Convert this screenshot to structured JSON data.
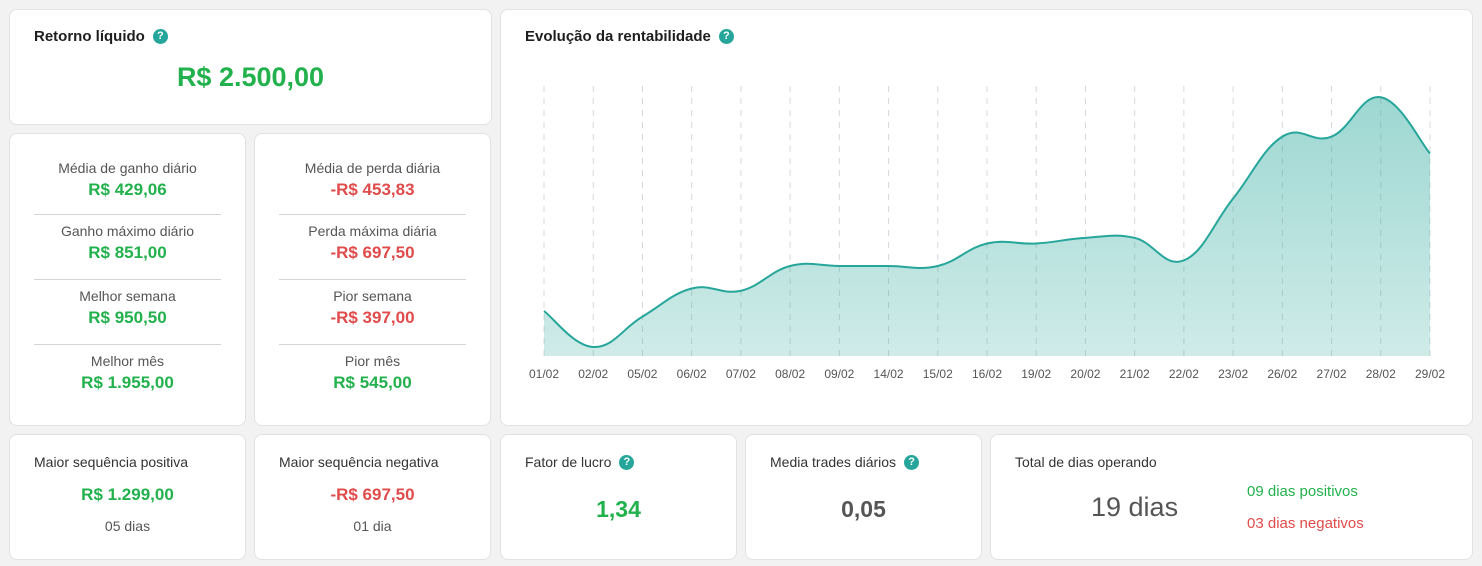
{
  "retorno": {
    "title": "Retorno líquido",
    "help_icon": "?",
    "value": "R$ 2.500,00"
  },
  "gains": [
    {
      "label": "Média de ganho diário",
      "value": "R$ 429,06"
    },
    {
      "label": "Ganho máximo diário",
      "value": "R$ 851,00"
    },
    {
      "label": "Melhor semana",
      "value": "R$ 950,50"
    },
    {
      "label": "Melhor mês",
      "value": "R$ 1.955,00"
    }
  ],
  "losses": [
    {
      "label": "Média de perda diária",
      "value": "-R$ 453,83",
      "color": "red"
    },
    {
      "label": "Perda máxima diária",
      "value": "-R$ 697,50",
      "color": "red"
    },
    {
      "label": "Pior semana",
      "value": "-R$ 397,00",
      "color": "red"
    },
    {
      "label": "Pior mês",
      "value": "R$ 545,00",
      "color": "green"
    }
  ],
  "chart": {
    "title": "Evolução da rentabilidade",
    "help_icon": "?"
  },
  "chart_data": {
    "type": "area",
    "title": "Evolução da rentabilidade",
    "categories": [
      "01/02",
      "02/02",
      "05/02",
      "06/02",
      "07/02",
      "08/02",
      "09/02",
      "14/02",
      "15/02",
      "16/02",
      "19/02",
      "20/02",
      "21/02",
      "22/02",
      "23/02",
      "26/02",
      "27/02",
      "28/02",
      "29/02"
    ],
    "values": [
      400,
      80,
      350,
      600,
      580,
      800,
      800,
      800,
      800,
      1000,
      1000,
      1050,
      1050,
      850,
      1400,
      1950,
      1950,
      2300,
      1800
    ],
    "ylim": [
      0,
      2400
    ],
    "grid": "vertical dashed",
    "color": "#26a69a",
    "fill": "#a8dbd5"
  },
  "sequences": {
    "positive": {
      "title": "Maior sequência positiva",
      "value": "R$ 1.299,00",
      "days": "05 dias"
    },
    "negative": {
      "title": "Maior sequência negativa",
      "value": "-R$ 697,50",
      "days": "01 dia"
    }
  },
  "fator": {
    "title": "Fator de lucro",
    "help_icon": "?",
    "value": "1,34"
  },
  "media_trades": {
    "title": "Media trades diários",
    "help_icon": "?",
    "value": "0,05"
  },
  "total_dias": {
    "title": "Total de dias operando",
    "value": "19 dias",
    "positive": "09 dias positivos",
    "negative": "03 dias negativos"
  },
  "colors": {
    "green": "#22b14c",
    "red": "#e04b4b",
    "accent": "#26a69a"
  }
}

========================

The exercise =
Take the entries shown above and quote them verbatim, passing over the pictures.

Exercise solution =
Convert this screenshot to structured JSON data.
{
  "retorno": {
    "title": "Retorno líquido",
    "help_icon": "?",
    "value": "R$ 2.500,00"
  },
  "gains": [
    {
      "label": "Média de ganho diário",
      "value": "R$ 429,06"
    },
    {
      "label": "Ganho máximo diário",
      "value": "R$ 851,00"
    },
    {
      "label": "Melhor semana",
      "value": "R$ 950,50"
    },
    {
      "label": "Melhor mês",
      "value": "R$ 1.955,00"
    }
  ],
  "losses": [
    {
      "label": "Média de perda diária",
      "value": "-R$ 453,83",
      "color": "red"
    },
    {
      "label": "Perda máxima diária",
      "value": "-R$ 697,50",
      "color": "red"
    },
    {
      "label": "Pior semana",
      "value": "-R$ 397,00",
      "color": "red"
    },
    {
      "label": "Pior mês",
      "value": "R$ 545,00",
      "color": "green"
    }
  ],
  "chart": {
    "title": "Evolução da rentabilidade",
    "help_icon": "?"
  },
  "chart_data": {
    "type": "area",
    "title": "Evolução da rentabilidade",
    "categories": [
      "01/02",
      "02/02",
      "05/02",
      "06/02",
      "07/02",
      "08/02",
      "09/02",
      "14/02",
      "15/02",
      "16/02",
      "19/02",
      "20/02",
      "21/02",
      "22/02",
      "23/02",
      "26/02",
      "27/02",
      "28/02",
      "29/02"
    ],
    "values": [
      400,
      80,
      350,
      600,
      580,
      800,
      800,
      800,
      800,
      1000,
      1000,
      1050,
      1050,
      850,
      1400,
      1950,
      1950,
      2300,
      1800
    ],
    "ylim": [
      0,
      2400
    ],
    "grid": "vertical dashed",
    "color": "#26a69a",
    "fill": "#a8dbd5"
  },
  "sequences": {
    "positive": {
      "title": "Maior sequência positiva",
      "value": "R$ 1.299,00",
      "days": "05 dias"
    },
    "negative": {
      "title": "Maior sequência negativa",
      "value": "-R$ 697,50",
      "days": "01 dia"
    }
  },
  "fator": {
    "title": "Fator de lucro",
    "help_icon": "?",
    "value": "1,34"
  },
  "media_trades": {
    "title": "Media trades diários",
    "help_icon": "?",
    "value": "0,05"
  },
  "total_dias": {
    "title": "Total de dias operando",
    "value": "19 dias",
    "positive": "09 dias positivos",
    "negative": "03 dias negativos"
  },
  "colors": {
    "green": "#22b14c",
    "red": "#e04b4b",
    "accent": "#26a69a"
  }
}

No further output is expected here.